Working data start
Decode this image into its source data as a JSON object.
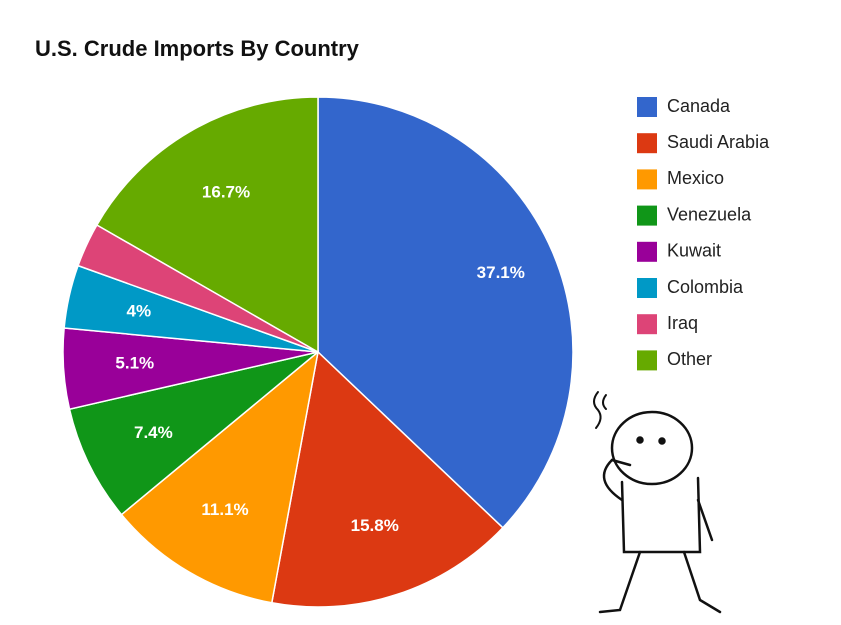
{
  "chart_data": {
    "type": "pie",
    "title": "U.S. Crude Imports By Country",
    "categories": [
      "Canada",
      "Saudi Arabia",
      "Mexico",
      "Venezuela",
      "Kuwait",
      "Colombia",
      "Iraq",
      "Other"
    ],
    "values": [
      37.1,
      15.8,
      11.1,
      7.4,
      5.1,
      4,
      2.8,
      16.7
    ],
    "value_labels": [
      "37.1%",
      "15.8%",
      "11.1%",
      "7.4%",
      "5.1%",
      "4%",
      null,
      "16.7%"
    ],
    "colors": [
      "#3366cc",
      "#dc3912",
      "#ff9900",
      "#109618",
      "#990099",
      "#0099c6",
      "#dd4477",
      "#66aa00"
    ],
    "legend": "right"
  }
}
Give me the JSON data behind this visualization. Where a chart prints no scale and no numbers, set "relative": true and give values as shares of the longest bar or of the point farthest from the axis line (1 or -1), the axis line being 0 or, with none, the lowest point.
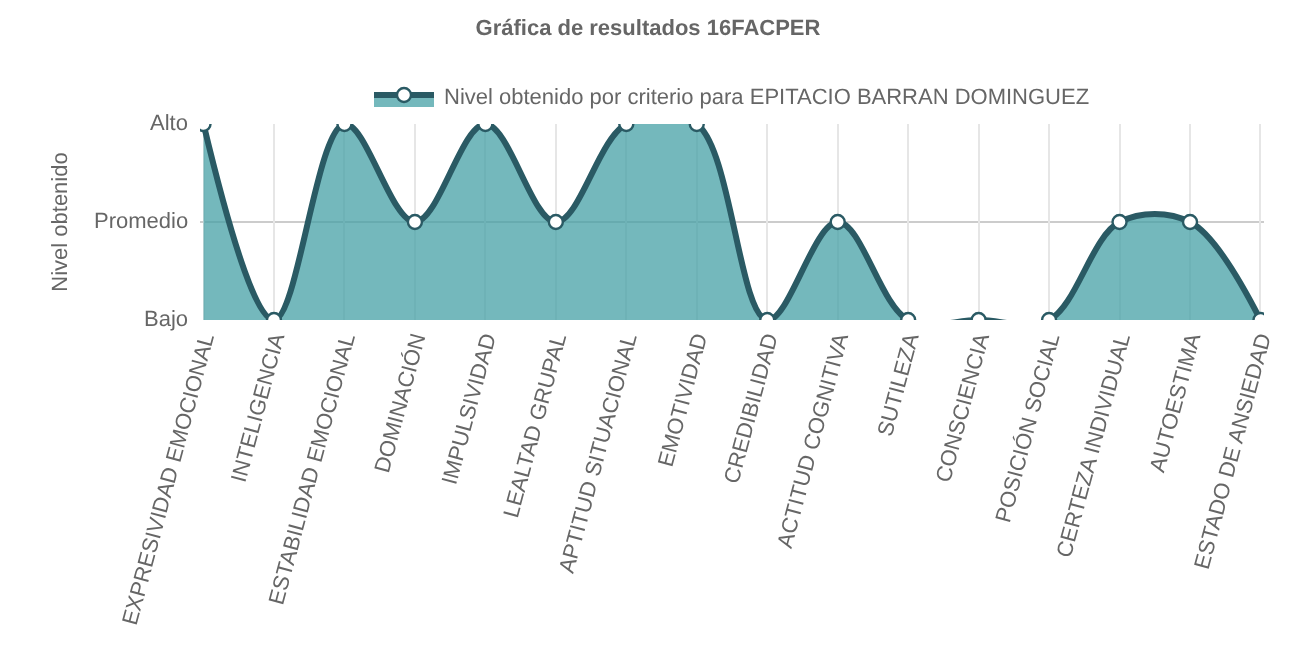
Working data end
*The exercise*
With the pictures left out, transcribe the material exactly.

*Result for this task*
Decode this image into its source data as a JSON object.
{
  "chart_data": {
    "type": "pie",
    "title": "U.S. Crude Imports By Country",
    "categories": [
      "Canada",
      "Saudi Arabia",
      "Mexico",
      "Venezuela",
      "Kuwait",
      "Colombia",
      "Iraq",
      "Other"
    ],
    "values": [
      37.1,
      15.8,
      11.1,
      7.4,
      5.1,
      4,
      2.8,
      16.7
    ],
    "value_labels": [
      "37.1%",
      "15.8%",
      "11.1%",
      "7.4%",
      "5.1%",
      "4%",
      null,
      "16.7%"
    ],
    "colors": [
      "#3366cc",
      "#dc3912",
      "#ff9900",
      "#109618",
      "#990099",
      "#0099c6",
      "#dd4477",
      "#66aa00"
    ],
    "legend": "right"
  }
}
Give me the JSON data behind this visualization. Where a chart prints no scale and no numbers, set "relative": true and give values as shares of the longest bar or of the point farthest from the axis line (1 or -1), the axis line being 0 or, with none, the lowest point.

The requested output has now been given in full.